Dataset rows about figures

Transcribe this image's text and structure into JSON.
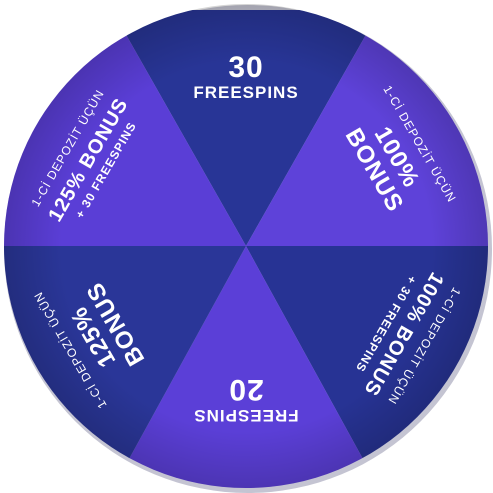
{
  "wheel": {
    "colors": {
      "dark": "#283596",
      "purple": "#5c40d8",
      "deep_purple": "#4832a8",
      "rim_shadow": "#b8b8c6"
    },
    "segments": [
      {
        "number": "30",
        "label": "FREESPINS"
      },
      {
        "line1": "1-Cİ DEPOZİT ÜÇÜN",
        "line2": "100%",
        "line3": "BONUS"
      },
      {
        "line1": "1-Cİ DEPOZİT ÜÇÜN",
        "line2": "100% BONUS",
        "line3": "+ 30 FREESPINS"
      },
      {
        "number": "20",
        "label": "FREESPINS"
      },
      {
        "line1": "1-Cİ DEPOZİT ÜÇÜN",
        "line2": "125%",
        "line3": "BONUS"
      },
      {
        "line1": "1-Cİ DEPOZİT ÜÇÜN",
        "line2": "125% BONUS",
        "line3": "+ 30 FREESPINS"
      }
    ]
  }
}
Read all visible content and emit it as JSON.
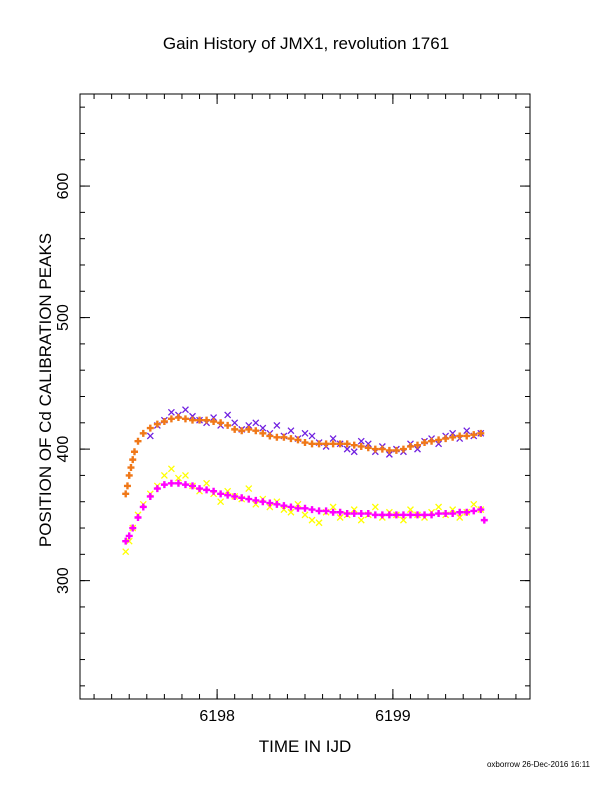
{
  "chart_data": {
    "type": "scatter",
    "title": "Gain History of JMX1, revolution 1761",
    "xlabel": "TIME IN IJD",
    "ylabel": "POSITION OF Cd CALIBRATION PEAKS",
    "xlim": [
      6197.22,
      6199.78
    ],
    "ylim": [
      210,
      670
    ],
    "x_ticks": [
      6198,
      6199
    ],
    "y_ticks": [
      300,
      400,
      500,
      600
    ],
    "grid": false,
    "series": [
      {
        "color": "#7020e0",
        "marker": "x",
        "points": [
          [
            6197.62,
            410
          ],
          [
            6197.66,
            418
          ],
          [
            6197.7,
            422
          ],
          [
            6197.74,
            428
          ],
          [
            6197.78,
            426
          ],
          [
            6197.82,
            430
          ],
          [
            6197.86,
            425
          ],
          [
            6197.9,
            422
          ],
          [
            6197.94,
            420
          ],
          [
            6197.98,
            424
          ],
          [
            6198.02,
            418
          ],
          [
            6198.06,
            426
          ],
          [
            6198.1,
            420
          ],
          [
            6198.14,
            415
          ],
          [
            6198.18,
            418
          ],
          [
            6198.22,
            420
          ],
          [
            6198.26,
            416
          ],
          [
            6198.3,
            412
          ],
          [
            6198.34,
            418
          ],
          [
            6198.38,
            410
          ],
          [
            6198.42,
            414
          ],
          [
            6198.46,
            408
          ],
          [
            6198.5,
            412
          ],
          [
            6198.54,
            410
          ],
          [
            6198.58,
            405
          ],
          [
            6198.62,
            402
          ],
          [
            6198.66,
            408
          ],
          [
            6198.7,
            404
          ],
          [
            6198.74,
            400
          ],
          [
            6198.78,
            398
          ],
          [
            6198.82,
            406
          ],
          [
            6198.86,
            404
          ],
          [
            6198.9,
            398
          ],
          [
            6198.94,
            402
          ],
          [
            6198.98,
            396
          ],
          [
            6199.02,
            400
          ],
          [
            6199.06,
            398
          ],
          [
            6199.1,
            404
          ],
          [
            6199.14,
            400
          ],
          [
            6199.18,
            406
          ],
          [
            6199.22,
            408
          ],
          [
            6199.26,
            404
          ],
          [
            6199.3,
            410
          ],
          [
            6199.34,
            412
          ],
          [
            6199.38,
            408
          ],
          [
            6199.42,
            414
          ],
          [
            6199.46,
            410
          ],
          [
            6199.5,
            412
          ]
        ]
      },
      {
        "color": "#f07818",
        "marker": "+",
        "points": [
          [
            6197.48,
            366
          ],
          [
            6197.49,
            372
          ],
          [
            6197.5,
            380
          ],
          [
            6197.51,
            386
          ],
          [
            6197.52,
            392
          ],
          [
            6197.53,
            398
          ],
          [
            6197.55,
            406
          ],
          [
            6197.58,
            412
          ],
          [
            6197.62,
            416
          ],
          [
            6197.66,
            419
          ],
          [
            6197.7,
            421
          ],
          [
            6197.74,
            423
          ],
          [
            6197.78,
            424
          ],
          [
            6197.82,
            423
          ],
          [
            6197.86,
            422
          ],
          [
            6197.9,
            422
          ],
          [
            6197.94,
            422
          ],
          [
            6197.98,
            421
          ],
          [
            6198.02,
            420
          ],
          [
            6198.06,
            418
          ],
          [
            6198.1,
            415
          ],
          [
            6198.14,
            414
          ],
          [
            6198.18,
            415
          ],
          [
            6198.22,
            414
          ],
          [
            6198.26,
            412
          ],
          [
            6198.3,
            410
          ],
          [
            6198.34,
            409
          ],
          [
            6198.38,
            409
          ],
          [
            6198.42,
            408
          ],
          [
            6198.46,
            407
          ],
          [
            6198.5,
            405
          ],
          [
            6198.54,
            404
          ],
          [
            6198.58,
            404
          ],
          [
            6198.62,
            404
          ],
          [
            6198.66,
            404
          ],
          [
            6198.7,
            404
          ],
          [
            6198.74,
            404
          ],
          [
            6198.78,
            403
          ],
          [
            6198.82,
            402
          ],
          [
            6198.86,
            401
          ],
          [
            6198.9,
            400
          ],
          [
            6198.94,
            400
          ],
          [
            6198.98,
            399
          ],
          [
            6199.02,
            399
          ],
          [
            6199.06,
            400
          ],
          [
            6199.1,
            402
          ],
          [
            6199.14,
            403
          ],
          [
            6199.18,
            405
          ],
          [
            6199.22,
            406
          ],
          [
            6199.26,
            407
          ],
          [
            6199.3,
            408
          ],
          [
            6199.34,
            409
          ],
          [
            6199.38,
            410
          ],
          [
            6199.42,
            410
          ],
          [
            6199.46,
            411
          ],
          [
            6199.5,
            412
          ]
        ]
      },
      {
        "color": "#ffff00",
        "marker": "x",
        "points": [
          [
            6197.48,
            322
          ],
          [
            6197.5,
            330
          ],
          [
            6197.52,
            340
          ],
          [
            6197.55,
            350
          ],
          [
            6197.58,
            358
          ],
          [
            6197.62,
            366
          ],
          [
            6197.66,
            372
          ],
          [
            6197.7,
            380
          ],
          [
            6197.74,
            385
          ],
          [
            6197.78,
            378
          ],
          [
            6197.82,
            380
          ],
          [
            6197.86,
            372
          ],
          [
            6197.9,
            368
          ],
          [
            6197.94,
            374
          ],
          [
            6197.98,
            366
          ],
          [
            6198.02,
            360
          ],
          [
            6198.06,
            368
          ],
          [
            6198.1,
            364
          ],
          [
            6198.14,
            362
          ],
          [
            6198.18,
            370
          ],
          [
            6198.22,
            358
          ],
          [
            6198.26,
            362
          ],
          [
            6198.3,
            356
          ],
          [
            6198.34,
            360
          ],
          [
            6198.38,
            354
          ],
          [
            6198.42,
            352
          ],
          [
            6198.46,
            358
          ],
          [
            6198.5,
            350
          ],
          [
            6198.54,
            346
          ],
          [
            6198.58,
            344
          ],
          [
            6198.62,
            352
          ],
          [
            6198.66,
            356
          ],
          [
            6198.7,
            348
          ],
          [
            6198.74,
            350
          ],
          [
            6198.78,
            354
          ],
          [
            6198.82,
            346
          ],
          [
            6198.86,
            350
          ],
          [
            6198.9,
            356
          ],
          [
            6198.94,
            348
          ],
          [
            6198.98,
            352
          ],
          [
            6199.02,
            350
          ],
          [
            6199.06,
            346
          ],
          [
            6199.1,
            354
          ],
          [
            6199.14,
            350
          ],
          [
            6199.18,
            348
          ],
          [
            6199.22,
            352
          ],
          [
            6199.26,
            356
          ],
          [
            6199.3,
            350
          ],
          [
            6199.34,
            354
          ],
          [
            6199.38,
            348
          ],
          [
            6199.42,
            352
          ],
          [
            6199.46,
            358
          ],
          [
            6199.5,
            354
          ]
        ]
      },
      {
        "color": "#ff00ff",
        "marker": "+",
        "points": [
          [
            6197.48,
            330
          ],
          [
            6197.5,
            334
          ],
          [
            6197.52,
            340
          ],
          [
            6197.55,
            348
          ],
          [
            6197.58,
            356
          ],
          [
            6197.62,
            364
          ],
          [
            6197.66,
            370
          ],
          [
            6197.7,
            373
          ],
          [
            6197.74,
            374
          ],
          [
            6197.78,
            374
          ],
          [
            6197.82,
            373
          ],
          [
            6197.86,
            372
          ],
          [
            6197.9,
            370
          ],
          [
            6197.94,
            369
          ],
          [
            6197.98,
            368
          ],
          [
            6198.02,
            366
          ],
          [
            6198.06,
            365
          ],
          [
            6198.1,
            364
          ],
          [
            6198.14,
            363
          ],
          [
            6198.18,
            362
          ],
          [
            6198.22,
            361
          ],
          [
            6198.26,
            360
          ],
          [
            6198.3,
            359
          ],
          [
            6198.34,
            358
          ],
          [
            6198.38,
            357
          ],
          [
            6198.42,
            356
          ],
          [
            6198.46,
            355
          ],
          [
            6198.5,
            355
          ],
          [
            6198.54,
            354
          ],
          [
            6198.58,
            353
          ],
          [
            6198.62,
            353
          ],
          [
            6198.66,
            352
          ],
          [
            6198.7,
            352
          ],
          [
            6198.74,
            351
          ],
          [
            6198.78,
            351
          ],
          [
            6198.82,
            351
          ],
          [
            6198.86,
            351
          ],
          [
            6198.9,
            350
          ],
          [
            6198.94,
            350
          ],
          [
            6198.98,
            350
          ],
          [
            6199.02,
            350
          ],
          [
            6199.06,
            350
          ],
          [
            6199.1,
            350
          ],
          [
            6199.14,
            350
          ],
          [
            6199.18,
            350
          ],
          [
            6199.22,
            350
          ],
          [
            6199.26,
            351
          ],
          [
            6199.3,
            351
          ],
          [
            6199.34,
            351
          ],
          [
            6199.38,
            352
          ],
          [
            6199.42,
            352
          ],
          [
            6199.46,
            353
          ],
          [
            6199.5,
            354
          ],
          [
            6199.52,
            346
          ]
        ]
      }
    ]
  },
  "credit": "oxborrow 26-Dec-2016 16:11"
}
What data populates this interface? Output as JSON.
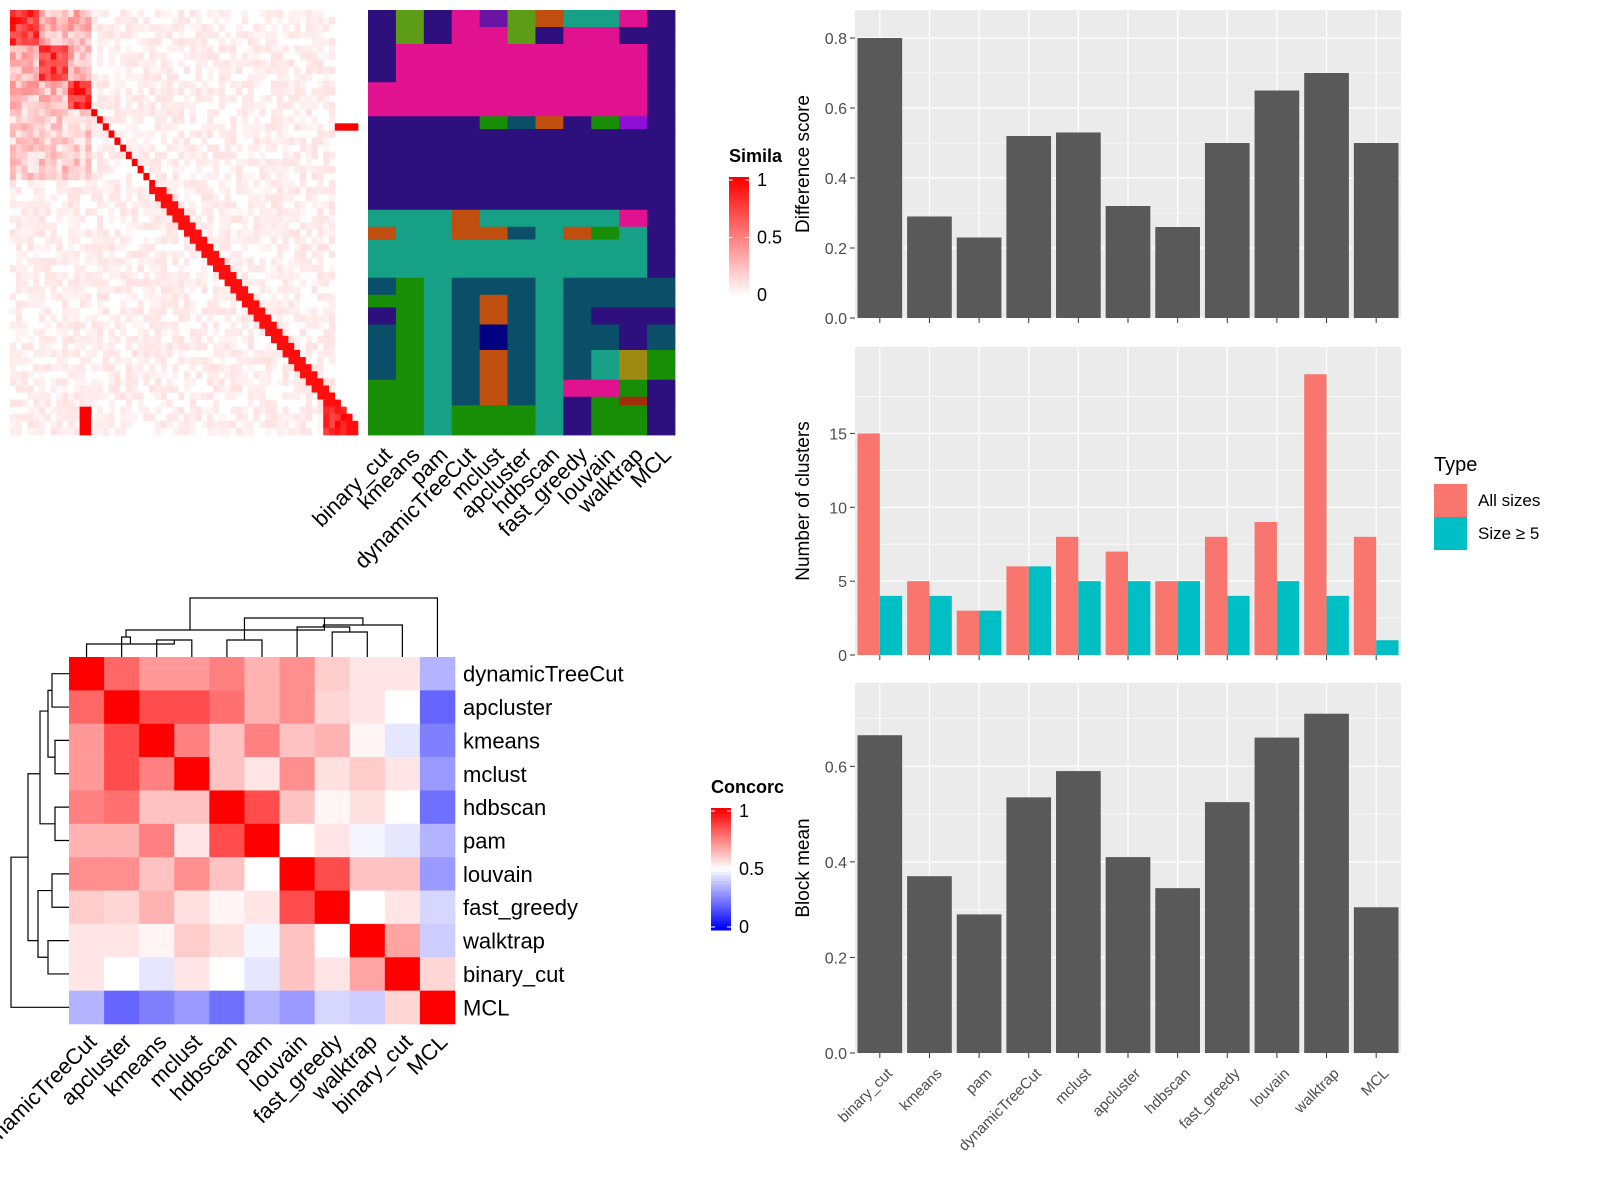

[Exercise details] Your answer should be a single number: the count of lines in the entries that contain the word "BONUS".

[Exercise answer] 4